Comb the records below for the string "готовими" and copy each line where it turns up.
### Records to process ###
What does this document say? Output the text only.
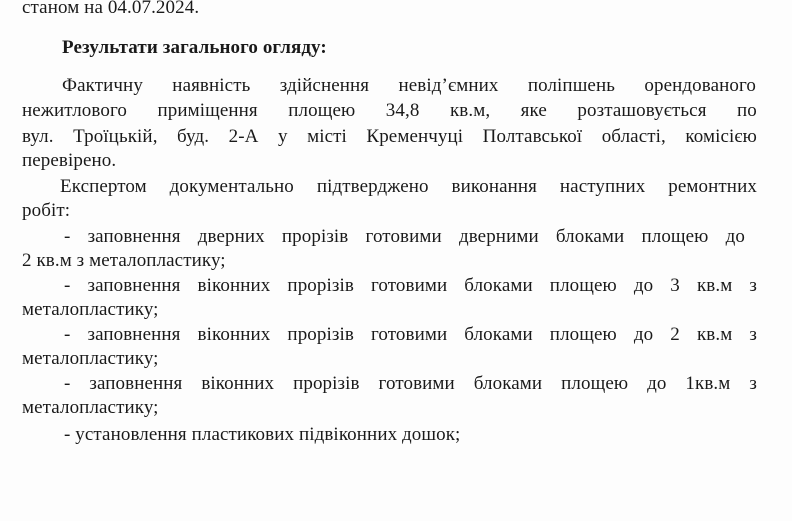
станом на 04.07.2024.
Результати загального огляду:
Фактичну наявність здійснення невід’ємних поліпшень орендованого
нежитлового приміщення площею 34,8 кв.м, яке розташовується по
вул. Троїцькій, буд. 2-А у місті Кременчуці Полтавської області, комісією
перевірено.
Експертом документально підтверджено виконання наступних ремонтних
робіт:
- заповнення дверних прорізів готовими дверними блоками площею до
2 кв.м з металопластику;
- заповнення віконних прорізів готовими блоками площею до 3 кв.м з
металопластику;
- заповнення віконних прорізів готовими блоками площею до 2 кв.м з
металопластику;
- заповнення віконних прорізів готовими блоками площею до 1кв.м з
металопластику;
- установлення пластикових підвіконних дошок;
###
**Result of this task**
- заповнення дверних прорізів готовими дверними блоками площею до
- заповнення віконних прорізів готовими блоками площею до 3 кв.м з
- заповнення віконних прорізів готовими блоками площею до 2 кв.м з
- заповнення віконних прорізів готовими блоками площею до 1кв.м з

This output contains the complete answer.